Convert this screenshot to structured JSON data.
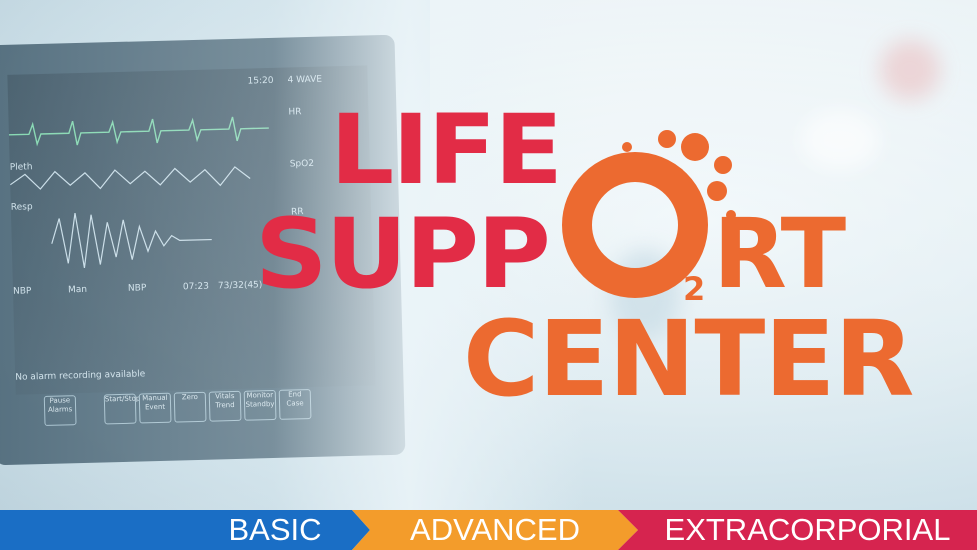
{
  "logo": {
    "line1": "LIFE",
    "line2_left": "SUPP",
    "line2_right": "RT",
    "line3": "CENTER",
    "o2_subscript": "2",
    "colors": {
      "red": "#e22c46",
      "orange": "#ec6a30"
    }
  },
  "monitor": {
    "time": "15:20",
    "wave_label": "4 WAVE",
    "pleth_label": "Pleth",
    "resp_label": "Resp",
    "nbp_label": "NBP",
    "man_label": "Man",
    "nbp_label_2": "NBP",
    "nbp_time": "07:23",
    "nbp_value": "73/32(45)",
    "hr_label": "HR",
    "spo2_label": "SpO2",
    "rr_label": "RR",
    "alarm_text": "No alarm recording available",
    "buttons": [
      "Pause Alarms",
      "Start/Stop",
      "Manual Event",
      "Zero",
      "Vitals Trend",
      "Monitor Standby",
      "End Case"
    ]
  },
  "bottom_bar": {
    "basic": "BASIC",
    "advanced": "ADVANCED",
    "extracorporial": "EXTRACORPORIAL",
    "colors": {
      "basic": "#1a6ec5",
      "advanced": "#f39c2b",
      "extracorporial": "#d6244f"
    }
  }
}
--*--
**What the task asks:** Copy the records exactly. Skip the pictures.

**Output below:**
Convert this screenshot to structured JSON data.
{
  "logo": {
    "line1": "LIFE",
    "line2_left": "SUPP",
    "line2_right": "RT",
    "line3": "CENTER",
    "o2_subscript": "2",
    "colors": {
      "red": "#e22c46",
      "orange": "#ec6a30"
    }
  },
  "monitor": {
    "time": "15:20",
    "wave_label": "4 WAVE",
    "pleth_label": "Pleth",
    "resp_label": "Resp",
    "nbp_label": "NBP",
    "man_label": "Man",
    "nbp_label_2": "NBP",
    "nbp_time": "07:23",
    "nbp_value": "73/32(45)",
    "hr_label": "HR",
    "spo2_label": "SpO2",
    "rr_label": "RR",
    "alarm_text": "No alarm recording available",
    "buttons": [
      "Pause Alarms",
      "Start/Stop",
      "Manual Event",
      "Zero",
      "Vitals Trend",
      "Monitor Standby",
      "End Case"
    ]
  },
  "bottom_bar": {
    "basic": "BASIC",
    "advanced": "ADVANCED",
    "extracorporial": "EXTRACORPORIAL",
    "colors": {
      "basic": "#1a6ec5",
      "advanced": "#f39c2b",
      "extracorporial": "#d6244f"
    }
  }
}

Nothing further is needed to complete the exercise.